Provided data:
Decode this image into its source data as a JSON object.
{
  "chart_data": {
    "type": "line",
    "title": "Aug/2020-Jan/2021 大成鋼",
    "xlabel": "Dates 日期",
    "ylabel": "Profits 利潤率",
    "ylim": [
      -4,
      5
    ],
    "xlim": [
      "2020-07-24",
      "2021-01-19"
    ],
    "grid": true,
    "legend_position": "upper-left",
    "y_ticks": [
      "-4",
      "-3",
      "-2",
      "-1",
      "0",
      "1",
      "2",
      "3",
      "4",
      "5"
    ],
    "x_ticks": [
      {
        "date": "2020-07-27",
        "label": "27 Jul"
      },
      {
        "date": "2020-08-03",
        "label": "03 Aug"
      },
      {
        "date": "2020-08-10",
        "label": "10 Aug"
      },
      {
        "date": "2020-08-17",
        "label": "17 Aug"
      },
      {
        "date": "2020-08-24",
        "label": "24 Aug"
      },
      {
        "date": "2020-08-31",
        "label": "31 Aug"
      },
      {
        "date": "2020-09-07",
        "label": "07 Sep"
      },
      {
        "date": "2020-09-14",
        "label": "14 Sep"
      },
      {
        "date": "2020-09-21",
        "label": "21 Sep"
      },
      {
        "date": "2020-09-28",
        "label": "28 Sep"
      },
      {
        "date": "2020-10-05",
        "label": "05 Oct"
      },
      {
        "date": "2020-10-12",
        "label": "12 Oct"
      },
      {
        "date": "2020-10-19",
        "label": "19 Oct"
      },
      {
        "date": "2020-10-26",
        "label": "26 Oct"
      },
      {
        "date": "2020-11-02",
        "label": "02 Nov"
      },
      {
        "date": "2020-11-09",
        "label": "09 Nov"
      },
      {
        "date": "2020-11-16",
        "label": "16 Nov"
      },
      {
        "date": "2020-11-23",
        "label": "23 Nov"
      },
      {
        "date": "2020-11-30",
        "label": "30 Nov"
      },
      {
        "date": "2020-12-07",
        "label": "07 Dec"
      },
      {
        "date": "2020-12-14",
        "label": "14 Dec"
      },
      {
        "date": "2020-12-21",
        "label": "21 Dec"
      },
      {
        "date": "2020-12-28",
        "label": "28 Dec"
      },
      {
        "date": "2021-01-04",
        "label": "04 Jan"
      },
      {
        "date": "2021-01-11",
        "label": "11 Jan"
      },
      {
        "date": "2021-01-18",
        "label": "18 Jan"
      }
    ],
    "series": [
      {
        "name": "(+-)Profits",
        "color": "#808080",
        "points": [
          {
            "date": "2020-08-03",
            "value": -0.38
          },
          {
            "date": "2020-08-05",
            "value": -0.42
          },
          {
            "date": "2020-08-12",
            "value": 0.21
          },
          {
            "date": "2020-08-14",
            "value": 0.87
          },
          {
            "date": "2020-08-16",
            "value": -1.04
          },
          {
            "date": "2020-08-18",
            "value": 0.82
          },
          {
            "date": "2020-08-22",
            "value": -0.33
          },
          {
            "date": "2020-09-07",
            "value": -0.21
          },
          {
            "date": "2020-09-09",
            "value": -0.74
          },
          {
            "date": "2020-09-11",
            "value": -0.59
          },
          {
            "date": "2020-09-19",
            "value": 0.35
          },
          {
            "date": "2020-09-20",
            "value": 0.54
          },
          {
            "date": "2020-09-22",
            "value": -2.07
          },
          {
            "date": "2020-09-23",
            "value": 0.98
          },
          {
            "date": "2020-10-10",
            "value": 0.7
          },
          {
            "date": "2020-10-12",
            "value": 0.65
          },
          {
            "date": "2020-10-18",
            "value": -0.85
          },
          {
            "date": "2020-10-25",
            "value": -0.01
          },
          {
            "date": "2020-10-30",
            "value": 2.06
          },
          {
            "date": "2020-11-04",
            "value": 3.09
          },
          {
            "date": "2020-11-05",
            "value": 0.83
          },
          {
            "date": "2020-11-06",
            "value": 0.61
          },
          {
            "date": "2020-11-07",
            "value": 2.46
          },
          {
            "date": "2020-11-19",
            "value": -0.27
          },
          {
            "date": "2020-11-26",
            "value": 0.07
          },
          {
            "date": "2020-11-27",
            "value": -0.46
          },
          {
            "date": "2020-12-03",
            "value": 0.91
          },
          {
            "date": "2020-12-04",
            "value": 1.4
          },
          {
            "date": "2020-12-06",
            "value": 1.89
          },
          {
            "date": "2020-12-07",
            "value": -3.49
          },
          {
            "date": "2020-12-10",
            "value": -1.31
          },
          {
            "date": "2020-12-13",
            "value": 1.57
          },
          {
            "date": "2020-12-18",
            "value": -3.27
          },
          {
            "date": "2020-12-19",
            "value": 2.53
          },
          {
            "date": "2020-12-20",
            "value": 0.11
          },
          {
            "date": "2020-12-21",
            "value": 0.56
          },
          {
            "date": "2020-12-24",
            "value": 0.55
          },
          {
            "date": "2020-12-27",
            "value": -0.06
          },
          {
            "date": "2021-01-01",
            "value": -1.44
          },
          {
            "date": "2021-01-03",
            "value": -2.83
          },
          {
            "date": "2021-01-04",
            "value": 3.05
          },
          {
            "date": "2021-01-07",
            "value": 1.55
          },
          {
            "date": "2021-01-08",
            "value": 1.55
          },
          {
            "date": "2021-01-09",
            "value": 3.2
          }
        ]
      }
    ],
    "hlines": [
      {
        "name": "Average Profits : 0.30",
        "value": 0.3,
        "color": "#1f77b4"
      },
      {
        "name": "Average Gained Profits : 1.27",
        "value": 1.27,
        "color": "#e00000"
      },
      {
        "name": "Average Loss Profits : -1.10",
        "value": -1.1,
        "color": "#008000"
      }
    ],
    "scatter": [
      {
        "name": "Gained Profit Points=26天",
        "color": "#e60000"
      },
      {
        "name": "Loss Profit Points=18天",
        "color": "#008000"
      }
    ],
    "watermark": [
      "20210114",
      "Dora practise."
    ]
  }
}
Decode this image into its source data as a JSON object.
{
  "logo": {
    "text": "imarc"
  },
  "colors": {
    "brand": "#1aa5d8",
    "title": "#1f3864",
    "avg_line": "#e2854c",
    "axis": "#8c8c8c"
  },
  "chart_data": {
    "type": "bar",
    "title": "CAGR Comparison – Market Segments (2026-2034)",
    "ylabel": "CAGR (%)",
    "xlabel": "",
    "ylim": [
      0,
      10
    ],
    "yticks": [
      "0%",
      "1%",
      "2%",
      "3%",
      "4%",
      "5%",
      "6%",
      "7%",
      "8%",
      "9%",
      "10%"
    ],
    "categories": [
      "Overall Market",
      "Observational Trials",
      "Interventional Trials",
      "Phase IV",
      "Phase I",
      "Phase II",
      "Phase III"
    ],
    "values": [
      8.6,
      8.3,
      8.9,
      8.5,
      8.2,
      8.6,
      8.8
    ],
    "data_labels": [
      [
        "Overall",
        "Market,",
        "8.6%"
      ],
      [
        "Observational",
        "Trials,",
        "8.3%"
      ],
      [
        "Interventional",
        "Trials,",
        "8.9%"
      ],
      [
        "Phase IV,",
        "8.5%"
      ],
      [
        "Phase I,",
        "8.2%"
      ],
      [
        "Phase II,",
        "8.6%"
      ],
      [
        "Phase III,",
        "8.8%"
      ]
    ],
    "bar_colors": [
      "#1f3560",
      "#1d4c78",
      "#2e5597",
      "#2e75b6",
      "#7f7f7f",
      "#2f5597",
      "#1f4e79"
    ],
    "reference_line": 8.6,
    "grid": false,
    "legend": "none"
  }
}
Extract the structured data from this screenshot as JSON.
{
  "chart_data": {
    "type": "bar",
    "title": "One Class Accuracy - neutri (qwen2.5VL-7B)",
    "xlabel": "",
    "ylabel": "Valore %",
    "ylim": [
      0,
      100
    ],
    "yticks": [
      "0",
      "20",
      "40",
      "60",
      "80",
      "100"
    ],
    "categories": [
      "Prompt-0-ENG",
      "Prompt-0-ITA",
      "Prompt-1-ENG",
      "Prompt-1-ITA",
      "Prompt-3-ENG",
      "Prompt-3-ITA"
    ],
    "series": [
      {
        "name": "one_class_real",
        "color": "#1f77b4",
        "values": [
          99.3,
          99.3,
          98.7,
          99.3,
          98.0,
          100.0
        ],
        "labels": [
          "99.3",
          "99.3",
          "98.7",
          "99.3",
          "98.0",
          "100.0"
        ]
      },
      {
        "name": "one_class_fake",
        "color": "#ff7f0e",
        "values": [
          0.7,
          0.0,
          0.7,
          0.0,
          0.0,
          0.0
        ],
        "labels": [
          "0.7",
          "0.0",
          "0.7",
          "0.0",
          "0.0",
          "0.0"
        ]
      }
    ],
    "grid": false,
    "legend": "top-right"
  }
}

Requirement: Locate and copy each line in the data above that includes the word "Loss".

Completed exercise:
        "name": "Average Loss Profits : -1.10",
        "name": "Loss Profit Points=18天",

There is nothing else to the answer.